*EXERCISE AIM*. Please convert the lines from the one containing "List every element" through the one containing "line-text: 士林没有使用替身。(完全拉踩) [122, 377, 277, 391]" into a Markdown table with the columns Row and Line, skipping blank lines and leaving out the pictures.
— Start of EXERCISE MATERIALS —
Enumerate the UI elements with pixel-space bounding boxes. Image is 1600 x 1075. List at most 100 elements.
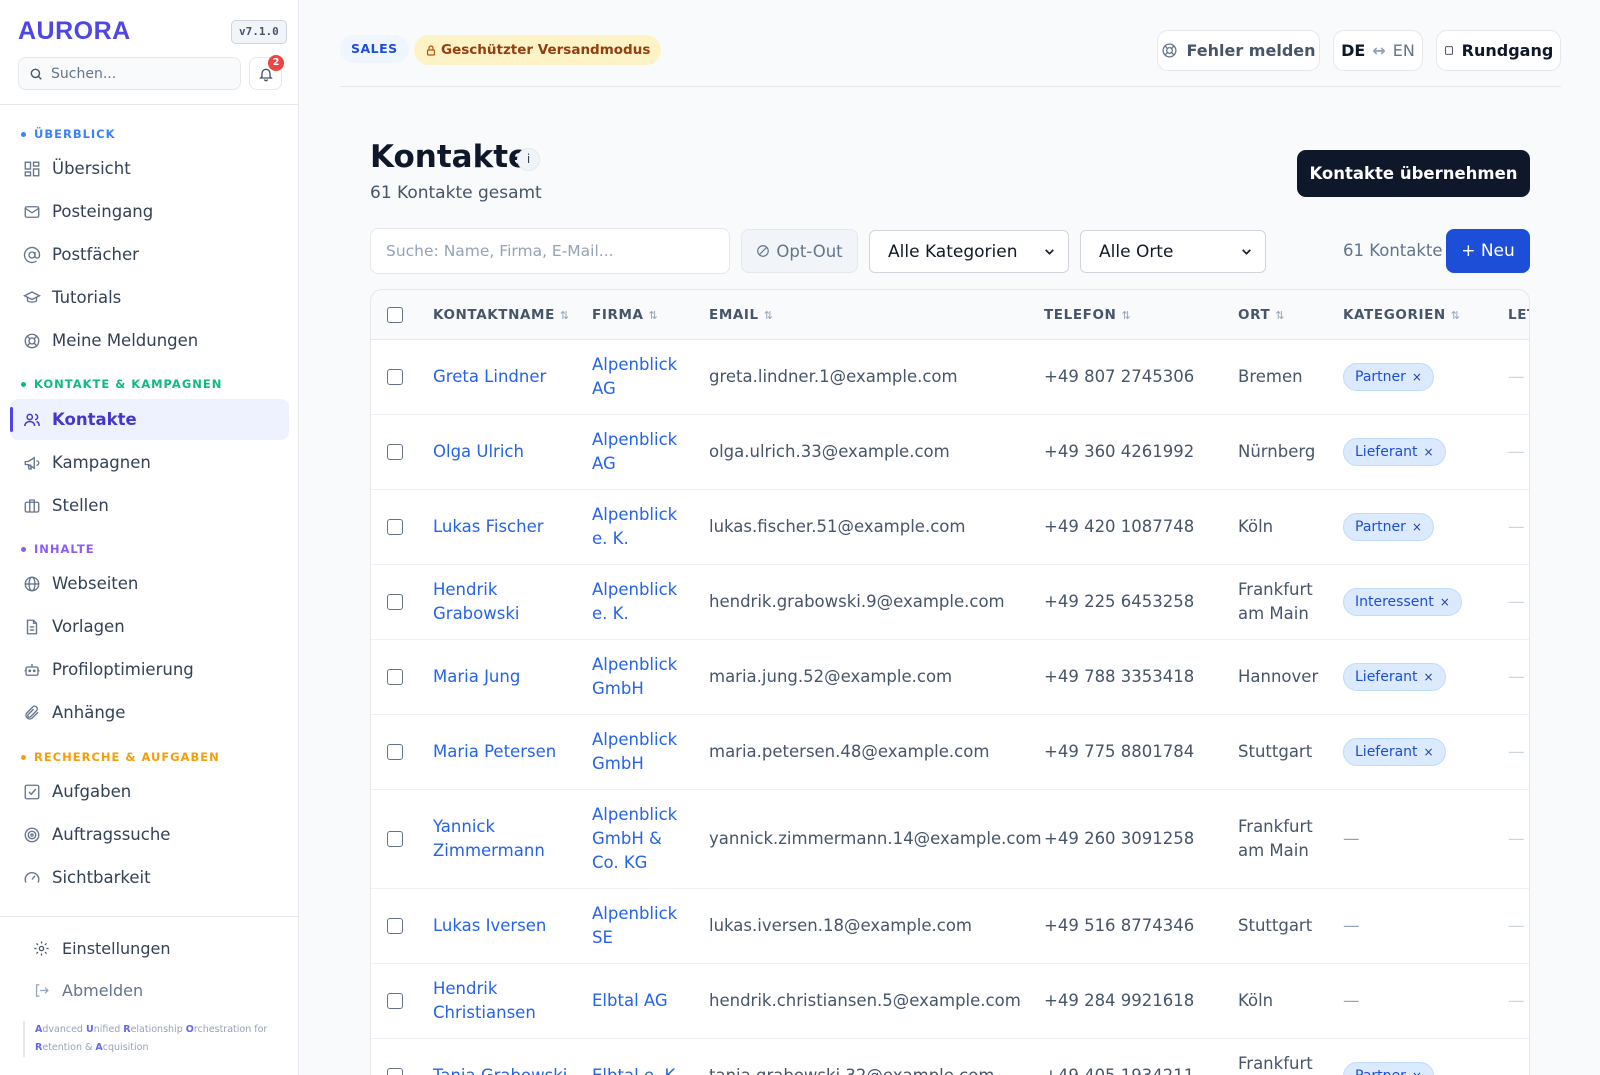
— End of EXERCISE MATERIALS —
— Start of EXERCISE MATERIALS —
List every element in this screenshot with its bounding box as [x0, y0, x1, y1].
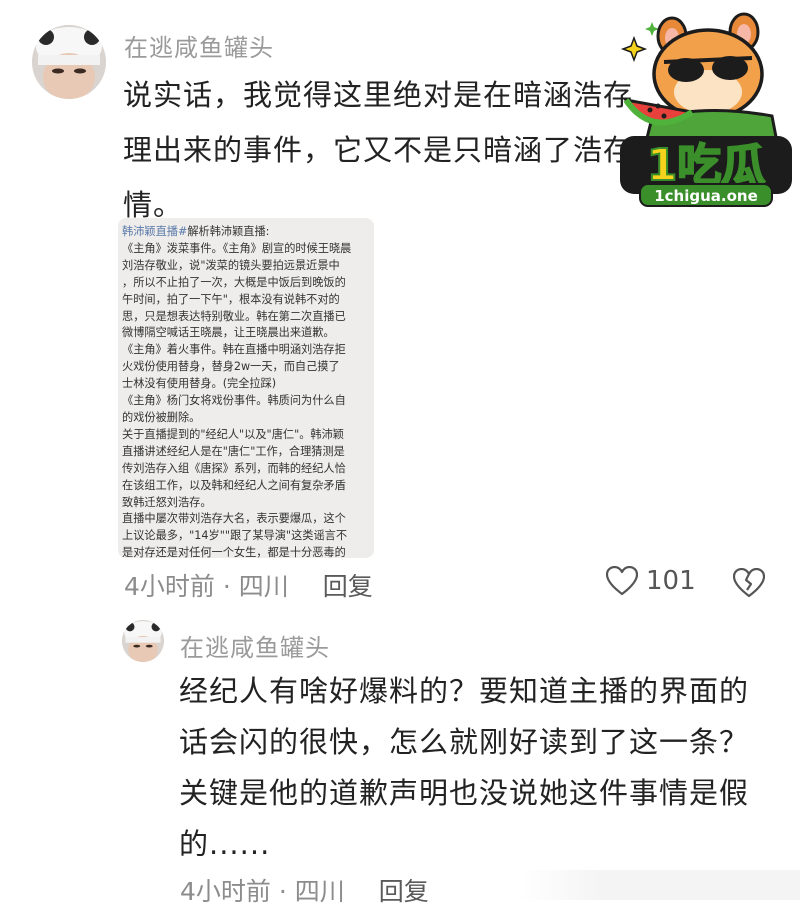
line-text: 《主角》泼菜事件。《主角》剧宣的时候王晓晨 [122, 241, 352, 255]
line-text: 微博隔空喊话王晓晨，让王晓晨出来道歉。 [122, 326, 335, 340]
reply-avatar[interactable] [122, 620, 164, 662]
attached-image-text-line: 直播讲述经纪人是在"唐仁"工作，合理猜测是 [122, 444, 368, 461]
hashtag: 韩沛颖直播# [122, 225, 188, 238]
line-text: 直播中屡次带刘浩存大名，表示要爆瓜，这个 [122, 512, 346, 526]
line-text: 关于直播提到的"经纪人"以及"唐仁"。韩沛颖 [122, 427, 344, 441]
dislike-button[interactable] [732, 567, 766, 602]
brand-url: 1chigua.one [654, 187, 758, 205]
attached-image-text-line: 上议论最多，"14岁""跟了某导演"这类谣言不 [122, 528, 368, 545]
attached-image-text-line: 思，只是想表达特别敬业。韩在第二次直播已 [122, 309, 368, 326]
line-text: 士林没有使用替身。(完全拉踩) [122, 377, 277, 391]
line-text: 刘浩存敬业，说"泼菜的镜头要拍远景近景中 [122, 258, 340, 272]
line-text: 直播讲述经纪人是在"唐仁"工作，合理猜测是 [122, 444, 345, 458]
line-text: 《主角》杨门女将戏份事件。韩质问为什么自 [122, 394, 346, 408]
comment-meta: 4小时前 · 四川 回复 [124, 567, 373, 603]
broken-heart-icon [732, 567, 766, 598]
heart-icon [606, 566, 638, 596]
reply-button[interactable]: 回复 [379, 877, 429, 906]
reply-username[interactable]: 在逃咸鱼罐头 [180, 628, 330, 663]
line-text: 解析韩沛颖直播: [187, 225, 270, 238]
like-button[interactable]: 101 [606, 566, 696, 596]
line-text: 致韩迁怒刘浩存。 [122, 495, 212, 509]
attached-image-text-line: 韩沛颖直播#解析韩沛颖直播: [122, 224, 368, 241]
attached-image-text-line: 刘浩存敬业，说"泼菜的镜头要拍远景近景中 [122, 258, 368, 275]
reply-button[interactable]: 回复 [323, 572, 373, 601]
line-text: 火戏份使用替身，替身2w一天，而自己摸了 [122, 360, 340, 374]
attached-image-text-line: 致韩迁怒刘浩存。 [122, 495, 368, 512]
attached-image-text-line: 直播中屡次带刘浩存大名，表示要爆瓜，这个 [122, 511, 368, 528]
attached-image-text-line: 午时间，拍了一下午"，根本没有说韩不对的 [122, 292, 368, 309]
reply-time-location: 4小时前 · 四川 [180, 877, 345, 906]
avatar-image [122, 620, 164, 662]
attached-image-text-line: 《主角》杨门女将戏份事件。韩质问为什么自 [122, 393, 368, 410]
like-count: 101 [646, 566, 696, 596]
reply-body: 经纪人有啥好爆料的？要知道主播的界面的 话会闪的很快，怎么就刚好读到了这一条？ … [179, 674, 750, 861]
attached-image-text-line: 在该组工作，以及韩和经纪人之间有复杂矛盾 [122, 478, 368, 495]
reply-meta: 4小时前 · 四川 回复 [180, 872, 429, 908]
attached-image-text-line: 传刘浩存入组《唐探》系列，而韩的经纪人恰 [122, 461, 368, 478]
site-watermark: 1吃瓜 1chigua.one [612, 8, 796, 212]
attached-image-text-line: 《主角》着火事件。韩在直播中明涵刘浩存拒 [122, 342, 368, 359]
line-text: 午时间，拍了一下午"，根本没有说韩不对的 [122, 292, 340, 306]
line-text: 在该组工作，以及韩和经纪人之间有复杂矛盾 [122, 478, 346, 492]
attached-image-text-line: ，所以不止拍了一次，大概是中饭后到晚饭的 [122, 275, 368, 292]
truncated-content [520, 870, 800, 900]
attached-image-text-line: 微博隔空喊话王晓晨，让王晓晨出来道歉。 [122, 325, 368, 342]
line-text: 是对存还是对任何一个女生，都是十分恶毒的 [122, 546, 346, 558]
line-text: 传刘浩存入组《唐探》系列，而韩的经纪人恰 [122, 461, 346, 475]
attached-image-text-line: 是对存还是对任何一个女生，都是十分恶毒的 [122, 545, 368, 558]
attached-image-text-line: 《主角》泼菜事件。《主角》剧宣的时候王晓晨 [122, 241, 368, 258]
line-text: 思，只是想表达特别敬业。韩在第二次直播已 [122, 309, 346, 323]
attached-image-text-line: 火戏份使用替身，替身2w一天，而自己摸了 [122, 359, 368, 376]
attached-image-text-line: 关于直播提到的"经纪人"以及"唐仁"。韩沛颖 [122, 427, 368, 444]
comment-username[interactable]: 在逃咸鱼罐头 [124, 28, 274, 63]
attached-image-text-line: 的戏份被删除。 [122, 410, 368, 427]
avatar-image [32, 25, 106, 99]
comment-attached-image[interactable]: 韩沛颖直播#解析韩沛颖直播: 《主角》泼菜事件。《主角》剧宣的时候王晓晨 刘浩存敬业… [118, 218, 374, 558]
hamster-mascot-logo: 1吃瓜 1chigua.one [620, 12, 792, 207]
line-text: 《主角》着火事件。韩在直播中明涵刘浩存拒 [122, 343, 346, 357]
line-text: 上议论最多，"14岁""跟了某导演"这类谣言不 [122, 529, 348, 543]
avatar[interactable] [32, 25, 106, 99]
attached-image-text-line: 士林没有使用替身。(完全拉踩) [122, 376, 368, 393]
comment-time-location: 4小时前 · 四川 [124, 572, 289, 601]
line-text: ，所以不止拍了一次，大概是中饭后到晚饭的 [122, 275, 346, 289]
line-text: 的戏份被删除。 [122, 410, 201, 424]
— End of EXERCISE MATERIALS —
*THE REPLY*.
| Row | Line |
|---|---|
| 1 | List every element in this screenshot with its bounding box as [x0, y0, x1, y1]. |
| 2 | line-text: 《主角》泼菜事件。《主角》剧宣的时候王晓晨 [122, 241, 352, 255] |
| 3 | line-text: 微博隔空喊话王晓晨，让王晓晨出来道歉。 [122, 326, 335, 340] |
| 4 | reply-avatar[interactable] [122, 620, 164, 662] |
| 5 | attached-image-text-line: 直播讲述经纪人是在"唐仁"工作，合理猜测是 [122, 444, 368, 461] |
| 6 | hashtag: 韩沛颖直播# [122, 225, 188, 238] |
| 7 | line-text: 直播中屡次带刘浩存大名，表示要爆瓜，这个 [122, 512, 346, 526] |
| 8 | line-text: 关于直播提到的"经纪人"以及"唐仁"。韩沛颖 [122, 427, 344, 441] |
| 9 | dislike-button[interactable] [732, 567, 766, 602] |
| 10 | brand-url: 1chigua.one [654, 187, 758, 205] |
| 11 | attached-image-text-line: 上议论最多，"14岁""跟了某导演"这类谣言不 [122, 528, 368, 545] |
| 12 | attached-image-text-line: 思，只是想表达特别敬业。韩在第二次直播已 [122, 309, 368, 326] |
| 13 | line-text: 士林没有使用替身。(完全拉踩) [122, 377, 277, 391] |